Tarea asignada A: Según el fragmento sobre los jueces investigados, ¿en qué programa apareció anoche la puerta de la logia cerrada con candado?
Tarea asignada B: Prosigue el fragmento sobre los jueces investigados a partir de su última oración.

++++ Fragmento mostrado

Nada qué hacer, los buenos casos policiales engendran su propia mitología y este lo es, quizás porque se trata de una trama amparada también en sincronías inesperadas. De hecho, cuando se filtró el contenido del cajón vudú también se supo que a Elgueta y a Vásquez los expulsaron de la logia en la que participaban (Albornoz renunció antes), cuya puerta aparecía anoche cerrada con candado en el reportaje que les dedicó Informe Especial. Hay más pues se trata de una esa trama cuya escalada exponencial incluye tráfico de anfetaminas, la foto de los magistrados investigados con el senador Juan Pablo Letelier en algún restorán, el hecho que bajaran a uno de los fiscales del caso un par de horas luego que el Fiscal Nacional Jorge Abott se juntase con Letelier, las designaciones truchas de parientes contraviniendo toda norma (la hija de Vásquez), las apariciones y desapariciones de los jueces en reuniones claves de casos emblemáticos como Caval y el del Arzobispado de Santiago, un sinúmero de pagos bajo cuerda y al contado; y el cameo de una banda narco dirigida por una mujer apodada "La Choclo". Eso sin contar, cómo no, líos maritales que incluían hostigamiento telefónico a una ex pareja con la que Elgueta había tenido una hija; misma mujer quien, entre otras cosas, habría tenido que padecer además que la mismísima señora del juez irrumpiese en su matrimonio. "Las voy a quemar a las dos. A ti y a tu hija, malditas", habría dicho la mujer en el evento para luego amenazar a la novia con dos cortaplumas y una botella de ácido, según reportó The Clinic el año 2014.

++++++++
++++ Datos proporcionados

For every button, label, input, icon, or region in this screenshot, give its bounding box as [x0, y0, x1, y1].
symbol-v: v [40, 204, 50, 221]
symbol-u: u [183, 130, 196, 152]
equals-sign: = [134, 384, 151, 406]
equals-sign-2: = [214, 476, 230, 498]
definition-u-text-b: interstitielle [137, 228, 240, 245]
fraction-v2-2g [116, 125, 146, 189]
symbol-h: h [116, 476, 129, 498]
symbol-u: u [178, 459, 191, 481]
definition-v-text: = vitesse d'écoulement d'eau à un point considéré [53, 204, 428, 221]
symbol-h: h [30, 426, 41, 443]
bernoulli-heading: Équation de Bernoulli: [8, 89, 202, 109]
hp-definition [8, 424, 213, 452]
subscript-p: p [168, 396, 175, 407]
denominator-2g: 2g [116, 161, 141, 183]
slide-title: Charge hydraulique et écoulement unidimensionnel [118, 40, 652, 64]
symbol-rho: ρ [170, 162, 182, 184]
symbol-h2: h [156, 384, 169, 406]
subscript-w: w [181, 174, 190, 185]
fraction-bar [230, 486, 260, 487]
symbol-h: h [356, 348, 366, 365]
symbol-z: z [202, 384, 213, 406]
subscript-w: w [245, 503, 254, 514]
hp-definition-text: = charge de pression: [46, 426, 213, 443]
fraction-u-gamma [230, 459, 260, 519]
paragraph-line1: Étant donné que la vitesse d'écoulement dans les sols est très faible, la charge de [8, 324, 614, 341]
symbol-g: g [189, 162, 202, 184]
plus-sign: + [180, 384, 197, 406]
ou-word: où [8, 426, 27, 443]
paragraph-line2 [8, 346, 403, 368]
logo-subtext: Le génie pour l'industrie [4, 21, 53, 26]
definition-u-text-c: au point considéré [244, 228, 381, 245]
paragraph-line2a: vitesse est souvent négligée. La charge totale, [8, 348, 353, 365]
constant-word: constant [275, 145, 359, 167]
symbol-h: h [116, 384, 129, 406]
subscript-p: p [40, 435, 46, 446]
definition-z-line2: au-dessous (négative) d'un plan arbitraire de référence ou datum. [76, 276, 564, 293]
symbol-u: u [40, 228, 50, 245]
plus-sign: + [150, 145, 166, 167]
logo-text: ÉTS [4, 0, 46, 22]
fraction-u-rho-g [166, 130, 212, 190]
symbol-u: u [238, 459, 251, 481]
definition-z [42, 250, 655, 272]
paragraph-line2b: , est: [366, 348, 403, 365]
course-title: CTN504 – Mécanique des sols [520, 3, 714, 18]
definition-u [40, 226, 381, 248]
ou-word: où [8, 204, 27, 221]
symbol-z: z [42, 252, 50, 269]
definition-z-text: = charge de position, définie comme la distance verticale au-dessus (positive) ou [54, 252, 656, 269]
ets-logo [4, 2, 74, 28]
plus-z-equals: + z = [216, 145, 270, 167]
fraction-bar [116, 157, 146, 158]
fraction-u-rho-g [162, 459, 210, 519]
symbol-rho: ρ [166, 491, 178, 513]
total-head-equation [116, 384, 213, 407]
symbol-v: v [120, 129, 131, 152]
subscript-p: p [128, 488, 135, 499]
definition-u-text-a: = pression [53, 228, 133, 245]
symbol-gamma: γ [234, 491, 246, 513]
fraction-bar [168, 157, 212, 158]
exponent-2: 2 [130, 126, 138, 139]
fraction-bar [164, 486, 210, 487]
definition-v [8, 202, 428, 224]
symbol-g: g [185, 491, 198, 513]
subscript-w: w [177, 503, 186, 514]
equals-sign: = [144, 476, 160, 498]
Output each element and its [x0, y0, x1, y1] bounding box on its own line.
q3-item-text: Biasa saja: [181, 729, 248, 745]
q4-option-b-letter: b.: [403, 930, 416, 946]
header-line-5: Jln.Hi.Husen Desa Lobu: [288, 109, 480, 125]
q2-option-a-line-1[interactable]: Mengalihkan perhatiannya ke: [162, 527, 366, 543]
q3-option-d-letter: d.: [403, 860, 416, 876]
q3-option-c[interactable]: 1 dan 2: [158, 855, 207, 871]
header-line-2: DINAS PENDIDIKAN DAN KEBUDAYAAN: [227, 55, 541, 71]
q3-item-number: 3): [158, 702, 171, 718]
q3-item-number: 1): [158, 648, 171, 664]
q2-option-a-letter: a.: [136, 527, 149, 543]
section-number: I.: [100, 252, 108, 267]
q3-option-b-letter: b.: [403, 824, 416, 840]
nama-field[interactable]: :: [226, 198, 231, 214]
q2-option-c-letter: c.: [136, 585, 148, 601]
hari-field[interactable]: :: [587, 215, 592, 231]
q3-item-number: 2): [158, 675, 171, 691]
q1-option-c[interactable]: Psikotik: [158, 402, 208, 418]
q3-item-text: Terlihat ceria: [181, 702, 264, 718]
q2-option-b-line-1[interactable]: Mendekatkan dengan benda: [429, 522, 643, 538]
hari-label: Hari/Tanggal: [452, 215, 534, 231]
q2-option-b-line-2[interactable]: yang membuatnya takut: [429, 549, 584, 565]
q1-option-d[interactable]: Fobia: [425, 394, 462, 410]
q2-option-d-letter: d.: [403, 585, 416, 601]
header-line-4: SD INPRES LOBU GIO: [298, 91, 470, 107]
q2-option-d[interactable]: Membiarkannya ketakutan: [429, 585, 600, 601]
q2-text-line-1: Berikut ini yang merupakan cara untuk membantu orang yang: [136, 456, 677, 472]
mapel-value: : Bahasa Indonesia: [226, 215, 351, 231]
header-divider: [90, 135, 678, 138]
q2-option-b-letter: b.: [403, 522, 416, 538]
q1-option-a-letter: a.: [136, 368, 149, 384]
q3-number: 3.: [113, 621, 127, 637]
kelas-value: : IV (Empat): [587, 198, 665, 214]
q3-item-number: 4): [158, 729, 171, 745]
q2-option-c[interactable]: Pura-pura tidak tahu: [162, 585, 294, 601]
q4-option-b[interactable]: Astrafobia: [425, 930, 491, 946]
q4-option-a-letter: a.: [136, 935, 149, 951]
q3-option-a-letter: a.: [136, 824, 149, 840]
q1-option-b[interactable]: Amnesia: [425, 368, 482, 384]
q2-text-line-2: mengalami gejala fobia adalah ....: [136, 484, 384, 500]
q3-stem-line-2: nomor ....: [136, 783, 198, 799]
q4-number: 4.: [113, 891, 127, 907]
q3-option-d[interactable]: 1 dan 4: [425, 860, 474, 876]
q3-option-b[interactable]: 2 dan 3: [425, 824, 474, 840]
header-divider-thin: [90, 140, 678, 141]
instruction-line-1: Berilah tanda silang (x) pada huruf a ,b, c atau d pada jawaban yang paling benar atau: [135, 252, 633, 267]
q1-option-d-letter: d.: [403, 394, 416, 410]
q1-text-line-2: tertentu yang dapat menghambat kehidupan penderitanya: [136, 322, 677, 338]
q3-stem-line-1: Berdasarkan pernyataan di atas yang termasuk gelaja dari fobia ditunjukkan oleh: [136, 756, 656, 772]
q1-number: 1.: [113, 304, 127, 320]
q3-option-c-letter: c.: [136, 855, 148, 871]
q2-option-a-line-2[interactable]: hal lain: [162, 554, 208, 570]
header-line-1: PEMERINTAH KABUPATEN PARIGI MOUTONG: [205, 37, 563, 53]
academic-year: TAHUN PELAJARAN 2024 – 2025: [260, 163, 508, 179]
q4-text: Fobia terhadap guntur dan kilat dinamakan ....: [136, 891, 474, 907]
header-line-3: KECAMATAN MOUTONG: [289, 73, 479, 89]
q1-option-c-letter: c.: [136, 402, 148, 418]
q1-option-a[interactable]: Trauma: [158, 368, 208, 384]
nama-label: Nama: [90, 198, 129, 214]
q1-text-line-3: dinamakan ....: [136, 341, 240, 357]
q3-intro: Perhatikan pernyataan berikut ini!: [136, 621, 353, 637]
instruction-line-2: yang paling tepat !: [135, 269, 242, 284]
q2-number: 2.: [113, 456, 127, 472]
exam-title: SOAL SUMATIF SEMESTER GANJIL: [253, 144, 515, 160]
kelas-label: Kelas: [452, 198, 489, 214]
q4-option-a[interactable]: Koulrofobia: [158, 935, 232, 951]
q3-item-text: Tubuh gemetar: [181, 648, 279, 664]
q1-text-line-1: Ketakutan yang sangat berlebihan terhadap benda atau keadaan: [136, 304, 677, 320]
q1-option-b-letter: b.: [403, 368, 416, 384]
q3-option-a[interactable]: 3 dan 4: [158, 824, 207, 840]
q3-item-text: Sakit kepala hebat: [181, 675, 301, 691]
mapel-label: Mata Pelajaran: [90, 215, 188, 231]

++++++++

Respuesta escrita A: En Informe Especial.

Respuesta escrita B:
¿Mucho? Cualquier escritor de ficción quisiese inventar historias así, llenas de detalles bizarros pero también capaces de describir el funcionamiento de una sociedad completa en toda su pobreza moral. Por supuesto, lo que podría ser narrado como novela decimonónica a lo Blest Gana luce acá más bien como una mezcla entre Stephen King y Marcelo Mellado; acaso una conjura perfecta para ser narrada en un matinal, comentada por videntes y médiums y cacareada en paneles llenos de expertos en hablar en el vacío, en rellenar el aire dibujando figuritas de la nada.

Pero quizás hay algo más, mucho más interesante y que tiene que ver con el modo en que los involucrados conversaban en los mensajes filtrados que se enviaban. Porque no hay demasiada pompa ahí, más bien la familiaridad de una conspiración de asados, de conciliábulos pungas, de una intriga casi barrial. Basta releer las conversaciones que detallan las relaciones de todos estos personajes con el doctor Luis Arenas, oftalmólogo. El doctor, que traficaba anfetaminas por medio de talonarios de cheques médicos, recurrió a los jueces para que lo salvaran varias veces al punto que hasta logró anular, vía la corte, normativas de la Seremi de Salud. Arenas también era masón y amigo y doctor de cabecera de los jueces a quienes, por ejemplo, invitaba "a tomarse un cafecito" a su consulta para cerrar algún negocio.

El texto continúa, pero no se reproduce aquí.